> [Given task]:
Go through the listing below and list every line with "JSON".

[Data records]

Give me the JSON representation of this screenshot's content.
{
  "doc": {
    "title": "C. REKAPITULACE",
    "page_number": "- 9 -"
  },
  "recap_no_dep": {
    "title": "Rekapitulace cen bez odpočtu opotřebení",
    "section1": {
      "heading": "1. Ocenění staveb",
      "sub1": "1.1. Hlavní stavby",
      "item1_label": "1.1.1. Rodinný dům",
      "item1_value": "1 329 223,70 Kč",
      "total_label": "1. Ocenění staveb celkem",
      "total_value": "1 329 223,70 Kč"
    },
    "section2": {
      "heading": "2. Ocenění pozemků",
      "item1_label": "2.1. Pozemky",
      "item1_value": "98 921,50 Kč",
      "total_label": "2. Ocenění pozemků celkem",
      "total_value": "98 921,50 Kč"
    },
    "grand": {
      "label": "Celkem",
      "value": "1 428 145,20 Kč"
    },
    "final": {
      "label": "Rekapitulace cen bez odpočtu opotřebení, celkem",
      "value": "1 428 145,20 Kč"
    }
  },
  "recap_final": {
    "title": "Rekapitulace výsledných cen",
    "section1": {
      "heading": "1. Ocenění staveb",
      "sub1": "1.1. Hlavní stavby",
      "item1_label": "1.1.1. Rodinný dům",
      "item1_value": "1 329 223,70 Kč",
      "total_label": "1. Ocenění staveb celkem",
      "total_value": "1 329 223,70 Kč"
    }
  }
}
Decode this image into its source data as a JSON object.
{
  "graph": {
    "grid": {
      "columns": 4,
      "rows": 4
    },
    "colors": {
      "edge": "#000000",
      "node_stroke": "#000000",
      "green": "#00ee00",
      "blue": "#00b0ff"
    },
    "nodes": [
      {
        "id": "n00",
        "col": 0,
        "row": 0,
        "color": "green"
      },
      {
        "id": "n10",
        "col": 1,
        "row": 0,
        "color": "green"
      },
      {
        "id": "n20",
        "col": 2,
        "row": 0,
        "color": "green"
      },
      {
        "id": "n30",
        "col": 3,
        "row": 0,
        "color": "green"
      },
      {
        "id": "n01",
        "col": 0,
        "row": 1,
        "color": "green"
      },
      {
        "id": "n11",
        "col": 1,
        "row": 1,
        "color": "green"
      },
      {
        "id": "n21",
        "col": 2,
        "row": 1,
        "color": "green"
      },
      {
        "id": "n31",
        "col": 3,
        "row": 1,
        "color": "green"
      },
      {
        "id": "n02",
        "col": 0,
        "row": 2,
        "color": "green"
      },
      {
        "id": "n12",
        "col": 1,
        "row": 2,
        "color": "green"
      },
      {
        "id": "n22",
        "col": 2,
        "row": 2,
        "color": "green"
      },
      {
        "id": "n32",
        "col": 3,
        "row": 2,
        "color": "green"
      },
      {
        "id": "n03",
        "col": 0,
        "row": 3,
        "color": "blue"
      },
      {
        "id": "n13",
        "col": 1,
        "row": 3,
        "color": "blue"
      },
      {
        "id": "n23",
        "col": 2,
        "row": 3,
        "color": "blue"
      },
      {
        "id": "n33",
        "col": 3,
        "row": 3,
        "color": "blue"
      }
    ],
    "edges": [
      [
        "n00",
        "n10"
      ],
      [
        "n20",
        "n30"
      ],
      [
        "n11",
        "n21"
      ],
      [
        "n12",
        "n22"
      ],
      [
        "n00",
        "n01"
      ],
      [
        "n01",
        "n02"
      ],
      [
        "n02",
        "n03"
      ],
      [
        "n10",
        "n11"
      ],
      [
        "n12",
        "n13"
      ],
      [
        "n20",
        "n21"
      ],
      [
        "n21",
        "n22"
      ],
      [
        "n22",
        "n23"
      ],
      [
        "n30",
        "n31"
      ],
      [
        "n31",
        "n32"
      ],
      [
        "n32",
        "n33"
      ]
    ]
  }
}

> [Answer in full]:
Give me the JSON representation of this screenshot's content.
Decode this image into its source data as a JSON object.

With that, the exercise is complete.